■ The task:
Restate every entry word for word.

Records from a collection
□ □ □ □ □ □ □

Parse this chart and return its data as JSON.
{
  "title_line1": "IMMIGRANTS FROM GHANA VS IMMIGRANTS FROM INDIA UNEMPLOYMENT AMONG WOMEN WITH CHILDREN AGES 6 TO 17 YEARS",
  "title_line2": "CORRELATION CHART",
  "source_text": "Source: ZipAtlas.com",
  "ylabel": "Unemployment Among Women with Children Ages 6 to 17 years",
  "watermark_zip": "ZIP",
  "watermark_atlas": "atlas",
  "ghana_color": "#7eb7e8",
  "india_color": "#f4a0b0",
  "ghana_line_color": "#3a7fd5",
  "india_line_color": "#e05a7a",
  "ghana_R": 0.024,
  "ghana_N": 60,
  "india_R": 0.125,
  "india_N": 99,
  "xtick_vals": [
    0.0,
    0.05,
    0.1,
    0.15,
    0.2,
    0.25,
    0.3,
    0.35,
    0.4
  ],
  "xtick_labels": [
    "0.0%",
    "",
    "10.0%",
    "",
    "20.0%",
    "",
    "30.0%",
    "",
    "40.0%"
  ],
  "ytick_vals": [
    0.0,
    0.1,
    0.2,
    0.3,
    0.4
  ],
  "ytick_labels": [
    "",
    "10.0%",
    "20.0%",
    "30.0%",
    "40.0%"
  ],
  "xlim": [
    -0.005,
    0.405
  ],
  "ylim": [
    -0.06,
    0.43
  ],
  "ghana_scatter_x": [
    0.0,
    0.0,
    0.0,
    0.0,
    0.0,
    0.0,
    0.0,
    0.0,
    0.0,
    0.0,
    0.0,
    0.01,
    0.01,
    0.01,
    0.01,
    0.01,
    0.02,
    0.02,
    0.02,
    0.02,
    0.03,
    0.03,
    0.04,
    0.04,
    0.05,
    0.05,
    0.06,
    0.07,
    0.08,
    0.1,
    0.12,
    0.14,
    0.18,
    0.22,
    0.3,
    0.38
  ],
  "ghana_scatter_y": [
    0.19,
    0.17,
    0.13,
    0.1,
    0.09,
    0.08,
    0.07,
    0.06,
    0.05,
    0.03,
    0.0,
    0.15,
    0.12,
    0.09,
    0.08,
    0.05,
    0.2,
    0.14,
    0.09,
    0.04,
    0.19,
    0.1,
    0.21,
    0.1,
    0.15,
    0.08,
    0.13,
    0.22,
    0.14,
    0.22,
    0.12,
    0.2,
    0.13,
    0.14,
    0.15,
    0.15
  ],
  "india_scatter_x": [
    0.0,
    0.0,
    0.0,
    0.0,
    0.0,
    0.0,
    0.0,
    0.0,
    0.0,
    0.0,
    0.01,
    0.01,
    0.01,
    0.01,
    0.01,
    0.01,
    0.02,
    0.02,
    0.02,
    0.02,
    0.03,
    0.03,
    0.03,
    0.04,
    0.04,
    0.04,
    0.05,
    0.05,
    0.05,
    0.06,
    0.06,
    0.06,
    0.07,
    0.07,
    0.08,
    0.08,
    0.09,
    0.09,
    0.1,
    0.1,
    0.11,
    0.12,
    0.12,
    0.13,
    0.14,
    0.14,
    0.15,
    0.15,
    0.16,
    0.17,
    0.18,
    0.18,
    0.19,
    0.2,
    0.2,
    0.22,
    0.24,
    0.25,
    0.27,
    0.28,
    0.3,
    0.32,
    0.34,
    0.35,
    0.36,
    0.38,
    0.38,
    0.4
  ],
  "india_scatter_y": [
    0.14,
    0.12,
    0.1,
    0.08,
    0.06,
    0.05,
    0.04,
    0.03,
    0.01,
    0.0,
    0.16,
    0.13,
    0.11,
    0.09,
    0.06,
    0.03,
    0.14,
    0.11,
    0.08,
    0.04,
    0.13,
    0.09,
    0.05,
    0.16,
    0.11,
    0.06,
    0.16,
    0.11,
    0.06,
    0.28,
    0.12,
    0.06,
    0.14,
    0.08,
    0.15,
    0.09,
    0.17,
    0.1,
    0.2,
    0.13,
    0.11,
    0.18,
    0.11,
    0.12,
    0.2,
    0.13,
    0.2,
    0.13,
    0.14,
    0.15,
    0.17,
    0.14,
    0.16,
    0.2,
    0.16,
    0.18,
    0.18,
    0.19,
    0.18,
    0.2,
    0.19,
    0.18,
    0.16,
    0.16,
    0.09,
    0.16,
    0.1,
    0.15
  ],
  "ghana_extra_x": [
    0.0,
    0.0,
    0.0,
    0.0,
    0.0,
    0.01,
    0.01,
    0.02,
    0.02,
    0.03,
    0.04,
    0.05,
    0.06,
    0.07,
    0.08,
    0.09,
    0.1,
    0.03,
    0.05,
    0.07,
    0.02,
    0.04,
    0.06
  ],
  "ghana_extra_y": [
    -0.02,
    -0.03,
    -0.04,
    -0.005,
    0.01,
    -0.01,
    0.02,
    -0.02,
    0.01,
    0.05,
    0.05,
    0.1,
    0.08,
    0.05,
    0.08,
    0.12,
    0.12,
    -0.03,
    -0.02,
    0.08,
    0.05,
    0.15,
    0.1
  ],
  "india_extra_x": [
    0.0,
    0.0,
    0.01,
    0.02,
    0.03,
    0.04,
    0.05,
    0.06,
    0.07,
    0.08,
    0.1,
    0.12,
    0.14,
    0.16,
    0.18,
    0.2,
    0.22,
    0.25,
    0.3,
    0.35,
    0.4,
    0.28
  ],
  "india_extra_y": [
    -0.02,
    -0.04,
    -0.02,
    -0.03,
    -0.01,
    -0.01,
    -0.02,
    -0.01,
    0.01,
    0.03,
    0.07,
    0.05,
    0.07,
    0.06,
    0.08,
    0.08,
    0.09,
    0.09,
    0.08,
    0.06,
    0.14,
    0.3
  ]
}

□ □ □ □ □ □ □

■ Written solution:
Parse this chart and return its data as JSON.
{
  "title_line1": "IMMIGRANTS FROM GHANA VS IMMIGRANTS FROM INDIA UNEMPLOYMENT AMONG WOMEN WITH CHILDREN AGES 6 TO 17 YEARS",
  "title_line2": "CORRELATION CHART",
  "source_text": "Source: ZipAtlas.com",
  "ylabel": "Unemployment Among Women with Children Ages 6 to 17 years",
  "watermark_zip": "ZIP",
  "watermark_atlas": "atlas",
  "ghana_color": "#7eb7e8",
  "india_color": "#f4a0b0",
  "ghana_line_color": "#3a7fd5",
  "india_line_color": "#e05a7a",
  "ghana_R": 0.024,
  "ghana_N": 60,
  "india_R": 0.125,
  "india_N": 99,
  "xtick_vals": [
    0.0,
    0.05,
    0.1,
    0.15,
    0.2,
    0.25,
    0.3,
    0.35,
    0.4
  ],
  "xtick_labels": [
    "0.0%",
    "",
    "10.0%",
    "",
    "20.0%",
    "",
    "30.0%",
    "",
    "40.0%"
  ],
  "ytick_vals": [
    0.0,
    0.1,
    0.2,
    0.3,
    0.4
  ],
  "ytick_labels": [
    "",
    "10.0%",
    "20.0%",
    "30.0%",
    "40.0%"
  ],
  "xlim": [
    -0.005,
    0.405
  ],
  "ylim": [
    -0.06,
    0.43
  ],
  "ghana_scatter_x": [
    0.0,
    0.0,
    0.0,
    0.0,
    0.0,
    0.0,
    0.0,
    0.0,
    0.0,
    0.0,
    0.0,
    0.01,
    0.01,
    0.01,
    0.01,
    0.01,
    0.02,
    0.02,
    0.02,
    0.02,
    0.03,
    0.03,
    0.04,
    0.04,
    0.05,
    0.05,
    0.06,
    0.07,
    0.08,
    0.1,
    0.12,
    0.14,
    0.18,
    0.22,
    0.3,
    0.38
  ],
  "ghana_scatter_y": [
    0.19,
    0.17,
    0.13,
    0.1,
    0.09,
    0.08,
    0.07,
    0.06,
    0.05,
    0.03,
    0.0,
    0.15,
    0.12,
    0.09,
    0.08,
    0.05,
    0.2,
    0.14,
    0.09,
    0.04,
    0.19,
    0.1,
    0.21,
    0.1,
    0.15,
    0.08,
    0.13,
    0.22,
    0.14,
    0.22,
    0.12,
    0.2,
    0.13,
    0.14,
    0.15,
    0.15
  ],
  "india_scatter_x": [
    0.0,
    0.0,
    0.0,
    0.0,
    0.0,
    0.0,
    0.0,
    0.0,
    0.0,
    0.0,
    0.01,
    0.01,
    0.01,
    0.01,
    0.01,
    0.01,
    0.02,
    0.02,
    0.02,
    0.02,
    0.03,
    0.03,
    0.03,
    0.04,
    0.04,
    0.04,
    0.05,
    0.05,
    0.05,
    0.06,
    0.06,
    0.06,
    0.07,
    0.07,
    0.08,
    0.08,
    0.09,
    0.09,
    0.1,
    0.1,
    0.11,
    0.12,
    0.12,
    0.13,
    0.14,
    0.14,
    0.15,
    0.15,
    0.16,
    0.17,
    0.18,
    0.18,
    0.19,
    0.2,
    0.2,
    0.22,
    0.24,
    0.25,
    0.27,
    0.28,
    0.3,
    0.32,
    0.34,
    0.35,
    0.36,
    0.38,
    0.38,
    0.4
  ],
  "india_scatter_y": [
    0.14,
    0.12,
    0.1,
    0.08,
    0.06,
    0.05,
    0.04,
    0.03,
    0.01,
    0.0,
    0.16,
    0.13,
    0.11,
    0.09,
    0.06,
    0.03,
    0.14,
    0.11,
    0.08,
    0.04,
    0.13,
    0.09,
    0.05,
    0.16,
    0.11,
    0.06,
    0.16,
    0.11,
    0.06,
    0.28,
    0.12,
    0.06,
    0.14,
    0.08,
    0.15,
    0.09,
    0.17,
    0.1,
    0.2,
    0.13,
    0.11,
    0.18,
    0.11,
    0.12,
    0.2,
    0.13,
    0.2,
    0.13,
    0.14,
    0.15,
    0.17,
    0.14,
    0.16,
    0.2,
    0.16,
    0.18,
    0.18,
    0.19,
    0.18,
    0.2,
    0.19,
    0.18,
    0.16,
    0.16,
    0.09,
    0.16,
    0.1,
    0.15
  ],
  "ghana_extra_x": [
    0.0,
    0.0,
    0.0,
    0.0,
    0.0,
    0.01,
    0.01,
    0.02,
    0.02,
    0.03,
    0.04,
    0.05,
    0.06,
    0.07,
    0.08,
    0.09,
    0.1,
    0.03,
    0.05,
    0.07,
    0.02,
    0.04,
    0.06
  ],
  "ghana_extra_y": [
    -0.02,
    -0.03,
    -0.04,
    -0.005,
    0.01,
    -0.01,
    0.02,
    -0.02,
    0.01,
    0.05,
    0.05,
    0.1,
    0.08,
    0.05,
    0.08,
    0.12,
    0.12,
    -0.03,
    -0.02,
    0.08,
    0.05,
    0.15,
    0.1
  ],
  "india_extra_x": [
    0.0,
    0.0,
    0.01,
    0.02,
    0.03,
    0.04,
    0.05,
    0.06,
    0.07,
    0.08,
    0.1,
    0.12,
    0.14,
    0.16,
    0.18,
    0.2,
    0.22,
    0.25,
    0.3,
    0.35,
    0.4,
    0.28
  ],
  "india_extra_y": [
    -0.02,
    -0.04,
    -0.02,
    -0.03,
    -0.01,
    -0.01,
    -0.02,
    -0.01,
    0.01,
    0.03,
    0.07,
    0.05,
    0.07,
    0.06,
    0.08,
    0.08,
    0.09,
    0.09,
    0.08,
    0.06,
    0.14,
    0.3
  ]
}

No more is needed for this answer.